**Problem to work on**
Reproduce the entries in full, with no changes.

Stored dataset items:
┌────────

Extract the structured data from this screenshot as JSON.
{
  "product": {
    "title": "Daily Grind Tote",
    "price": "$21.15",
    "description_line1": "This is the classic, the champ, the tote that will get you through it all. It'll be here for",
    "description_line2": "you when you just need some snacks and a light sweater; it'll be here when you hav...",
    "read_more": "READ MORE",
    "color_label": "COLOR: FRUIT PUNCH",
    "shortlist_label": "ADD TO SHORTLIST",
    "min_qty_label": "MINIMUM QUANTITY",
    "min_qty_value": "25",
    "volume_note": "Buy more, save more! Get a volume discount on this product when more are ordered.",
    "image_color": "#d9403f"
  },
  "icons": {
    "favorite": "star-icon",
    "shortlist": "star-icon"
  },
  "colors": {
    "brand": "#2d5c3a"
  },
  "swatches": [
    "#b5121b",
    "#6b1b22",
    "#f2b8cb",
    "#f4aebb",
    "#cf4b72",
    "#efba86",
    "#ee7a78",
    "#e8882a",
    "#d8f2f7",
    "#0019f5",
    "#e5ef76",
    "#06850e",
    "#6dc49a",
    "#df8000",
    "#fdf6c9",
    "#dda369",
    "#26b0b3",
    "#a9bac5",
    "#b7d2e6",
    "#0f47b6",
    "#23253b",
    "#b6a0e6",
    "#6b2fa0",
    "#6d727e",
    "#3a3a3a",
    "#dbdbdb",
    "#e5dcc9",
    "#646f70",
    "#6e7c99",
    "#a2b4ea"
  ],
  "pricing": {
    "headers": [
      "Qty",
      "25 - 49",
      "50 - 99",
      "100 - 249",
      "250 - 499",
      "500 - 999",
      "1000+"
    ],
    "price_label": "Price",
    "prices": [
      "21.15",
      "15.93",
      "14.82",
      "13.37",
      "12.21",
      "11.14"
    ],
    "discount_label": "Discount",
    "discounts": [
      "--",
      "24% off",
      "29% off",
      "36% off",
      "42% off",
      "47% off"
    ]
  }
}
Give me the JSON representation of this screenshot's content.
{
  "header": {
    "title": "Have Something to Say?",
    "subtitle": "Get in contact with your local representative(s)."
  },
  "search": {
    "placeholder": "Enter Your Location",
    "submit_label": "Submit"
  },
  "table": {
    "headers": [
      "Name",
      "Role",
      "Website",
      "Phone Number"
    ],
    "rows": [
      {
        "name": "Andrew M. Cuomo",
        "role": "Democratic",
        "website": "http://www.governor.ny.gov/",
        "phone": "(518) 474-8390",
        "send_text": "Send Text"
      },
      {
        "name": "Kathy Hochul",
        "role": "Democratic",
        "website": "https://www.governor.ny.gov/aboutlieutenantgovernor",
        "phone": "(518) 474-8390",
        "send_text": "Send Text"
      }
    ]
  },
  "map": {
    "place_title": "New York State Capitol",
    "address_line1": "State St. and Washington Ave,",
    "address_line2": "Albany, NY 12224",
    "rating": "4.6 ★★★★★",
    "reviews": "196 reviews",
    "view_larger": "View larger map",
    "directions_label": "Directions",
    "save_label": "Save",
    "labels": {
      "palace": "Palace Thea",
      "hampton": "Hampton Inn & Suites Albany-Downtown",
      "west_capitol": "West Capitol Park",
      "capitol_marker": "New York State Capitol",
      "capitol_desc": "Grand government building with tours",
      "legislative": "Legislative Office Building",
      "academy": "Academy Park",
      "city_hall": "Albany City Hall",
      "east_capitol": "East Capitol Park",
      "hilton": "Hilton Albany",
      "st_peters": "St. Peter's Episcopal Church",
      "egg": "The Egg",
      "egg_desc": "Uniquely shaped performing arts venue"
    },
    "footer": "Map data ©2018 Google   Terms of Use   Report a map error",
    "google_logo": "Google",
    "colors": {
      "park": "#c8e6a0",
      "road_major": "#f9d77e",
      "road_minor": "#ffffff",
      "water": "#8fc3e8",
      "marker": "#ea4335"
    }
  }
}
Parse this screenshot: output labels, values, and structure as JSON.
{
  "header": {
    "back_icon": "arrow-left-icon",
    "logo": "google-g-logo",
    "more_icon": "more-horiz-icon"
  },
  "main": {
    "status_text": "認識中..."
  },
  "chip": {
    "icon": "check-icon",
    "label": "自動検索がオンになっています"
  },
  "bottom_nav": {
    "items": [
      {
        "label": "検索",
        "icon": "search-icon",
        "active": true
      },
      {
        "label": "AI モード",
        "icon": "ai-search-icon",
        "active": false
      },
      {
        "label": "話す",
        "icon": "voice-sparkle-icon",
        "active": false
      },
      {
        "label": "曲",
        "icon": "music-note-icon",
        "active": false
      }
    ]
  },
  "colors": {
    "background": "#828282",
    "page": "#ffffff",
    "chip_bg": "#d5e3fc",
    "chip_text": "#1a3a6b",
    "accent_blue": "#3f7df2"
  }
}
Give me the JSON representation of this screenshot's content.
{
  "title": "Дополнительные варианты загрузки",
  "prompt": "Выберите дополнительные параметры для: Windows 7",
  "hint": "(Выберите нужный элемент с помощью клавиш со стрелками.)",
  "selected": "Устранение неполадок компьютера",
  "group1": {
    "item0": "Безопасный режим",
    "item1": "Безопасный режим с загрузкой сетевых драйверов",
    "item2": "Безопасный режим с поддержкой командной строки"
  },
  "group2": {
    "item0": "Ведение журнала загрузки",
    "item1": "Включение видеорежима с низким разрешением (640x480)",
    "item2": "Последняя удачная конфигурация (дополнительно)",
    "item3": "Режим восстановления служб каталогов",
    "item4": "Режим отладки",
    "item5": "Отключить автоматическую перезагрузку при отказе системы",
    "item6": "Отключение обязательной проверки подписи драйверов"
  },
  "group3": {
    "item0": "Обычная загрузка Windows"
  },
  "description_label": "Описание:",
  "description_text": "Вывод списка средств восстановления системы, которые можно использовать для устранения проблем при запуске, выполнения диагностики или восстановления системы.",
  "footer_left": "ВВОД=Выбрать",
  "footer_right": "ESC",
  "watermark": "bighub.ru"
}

└────────

**Output**
Extract the structured data from this screenshot as JSON.
{
  "product": {
    "title": "Daily Grind Tote",
    "price": "$21.15",
    "description_line1": "This is the classic, the champ, the tote that will get you through it all. It'll be here for",
    "description_line2": "you when you just need some snacks and a light sweater; it'll be here when you hav...",
    "read_more": "READ MORE",
    "color_label": "COLOR: FRUIT PUNCH",
    "shortlist_label": "ADD TO SHORTLIST",
    "min_qty_label": "MINIMUM QUANTITY",
    "min_qty_value": "25",
    "volume_note": "Buy more, save more! Get a volume discount on this product when more are ordered.",
    "image_color": "#d9403f"
  },
  "icons": {
    "favorite": "star-icon",
    "shortlist": "star-icon"
  },
  "colors": {
    "brand": "#2d5c3a"
  },
  "swatches": [
    "#b5121b",
    "#6b1b22",
    "#f2b8cb",
    "#f4aebb",
    "#cf4b72",
    "#efba86",
    "#ee7a78",
    "#e8882a",
    "#d8f2f7",
    "#0019f5",
    "#e5ef76",
    "#06850e",
    "#6dc49a",
    "#df8000",
    "#fdf6c9",
    "#dda369",
    "#26b0b3",
    "#a9bac5",
    "#b7d2e6",
    "#0f47b6",
    "#23253b",
    "#b6a0e6",
    "#6b2fa0",
    "#6d727e",
    "#3a3a3a",
    "#dbdbdb",
    "#e5dcc9",
    "#646f70",
    "#6e7c99",
    "#a2b4ea"
  ],
  "pricing": {
    "headers": [
      "Qty",
      "25 - 49",
      "50 - 99",
      "100 - 249",
      "250 - 499",
      "500 - 999",
      "1000+"
    ],
    "price_label": "Price",
    "prices": [
      "21.15",
      "15.93",
      "14.82",
      "13.37",
      "12.21",
      "11.14"
    ],
    "discount_label": "Discount",
    "discounts": [
      "--",
      "24% off",
      "29% off",
      "36% off",
      "42% off",
      "47% off"
    ]
  }
}
Give me the JSON representation of this screenshot's content.
{
  "header": {
    "title": "Have Something to Say?",
    "subtitle": "Get in contact with your local representative(s)."
  },
  "search": {
    "placeholder": "Enter Your Location",
    "submit_label": "Submit"
  },
  "table": {
    "headers": [
      "Name",
      "Role",
      "Website",
      "Phone Number"
    ],
    "rows": [
      {
        "name": "Andrew M. Cuomo",
        "role": "Democratic",
        "website": "http://www.governor.ny.gov/",
        "phone": "(518) 474-8390",
        "send_text": "Send Text"
      },
      {
        "name": "Kathy Hochul",
        "role": "Democratic",
        "website": "https://www.governor.ny.gov/aboutlieutenantgovernor",
        "phone": "(518) 474-8390",
        "send_text": "Send Text"
      }
    ]
  },
  "map": {
    "place_title": "New York State Capitol",
    "address_line1": "State St. and Washington Ave,",
    "address_line2": "Albany, NY 12224",
    "rating": "4.6 ★★★★★",
    "reviews": "196 reviews",
    "view_larger": "View larger map",
    "directions_label": "Directions",
    "save_label": "Save",
    "labels": {
      "palace": "Palace Thea",
      "hampton": "Hampton Inn & Suites Albany-Downtown",
      "west_capitol": "West Capitol Park",
      "capitol_marker": "New York State Capitol",
      "capitol_desc": "Grand government building with tours",
      "legislative": "Legislative Office Building",
      "academy": "Academy Park",
      "city_hall": "Albany City Hall",
      "east_capitol": "East Capitol Park",
      "hilton": "Hilton Albany",
      "st_peters": "St. Peter's Episcopal Church",
      "egg": "The Egg",
      "egg_desc": "Uniquely shaped performing arts venue"
    },
    "footer": "Map data ©2018 Google   Terms of Use   Report a map error",
    "google_logo": "Google",
    "colors": {
      "park": "#c8e6a0",
      "road_major": "#f9d77e",
      "road_minor": "#ffffff",
      "water": "#8fc3e8",
      "marker": "#ea4335"
    }
  }
}
Parse this screenshot: output labels, values, and structure as JSON.
{
  "header": {
    "back_icon": "arrow-left-icon",
    "logo": "google-g-logo",
    "more_icon": "more-horiz-icon"
  },
  "main": {
    "status_text": "認識中..."
  },
  "chip": {
    "icon": "check-icon",
    "label": "自動検索がオンになっています"
  },
  "bottom_nav": {
    "items": [
      {
        "label": "検索",
        "icon": "search-icon",
        "active": true
      },
      {
        "label": "AI モード",
        "icon": "ai-search-icon",
        "active": false
      },
      {
        "label": "話す",
        "icon": "voice-sparkle-icon",
        "active": false
      },
      {
        "label": "曲",
        "icon": "music-note-icon",
        "active": false
      }
    ]
  },
  "colors": {
    "background": "#828282",
    "page": "#ffffff",
    "chip_bg": "#d5e3fc",
    "chip_text": "#1a3a6b",
    "accent_blue": "#3f7df2"
  }
}
Give me the JSON representation of this screenshot's content.
{
  "title": "Дополнительные варианты загрузки",
  "prompt": "Выберите дополнительные параметры для: Windows 7",
  "hint": "(Выберите нужный элемент с помощью клавиш со стрелками.)",
  "selected": "Устранение неполадок компьютера",
  "group1": {
    "item0": "Безопасный режим",
    "item1": "Безопасный режим с загрузкой сетевых драйверов",
    "item2": "Безопасный режим с поддержкой командной строки"
  },
  "group2": {
    "item0": "Ведение журнала загрузки",
    "item1": "Включение видеорежима с низким разрешением (640x480)",
    "item2": "Последняя удачная конфигурация (дополнительно)",
    "item3": "Режим восстановления служб каталогов",
    "item4": "Режим отладки",
    "item5": "Отключить автоматическую перезагрузку при отказе системы",
    "item6": "Отключение обязательной проверки подписи драйверов"
  },
  "group3": {
    "item0": "Обычная загрузка Windows"
  },
  "description_label": "Описание:",
  "description_text": "Вывод списка средств восстановления системы, которые можно использовать для устранения проблем при запуске, выполнения диагностики или восстановления системы.",
  "footer_left": "ВВОД=Выбрать",
  "footer_right": "ESC",
  "watermark": "bighub.ru"
}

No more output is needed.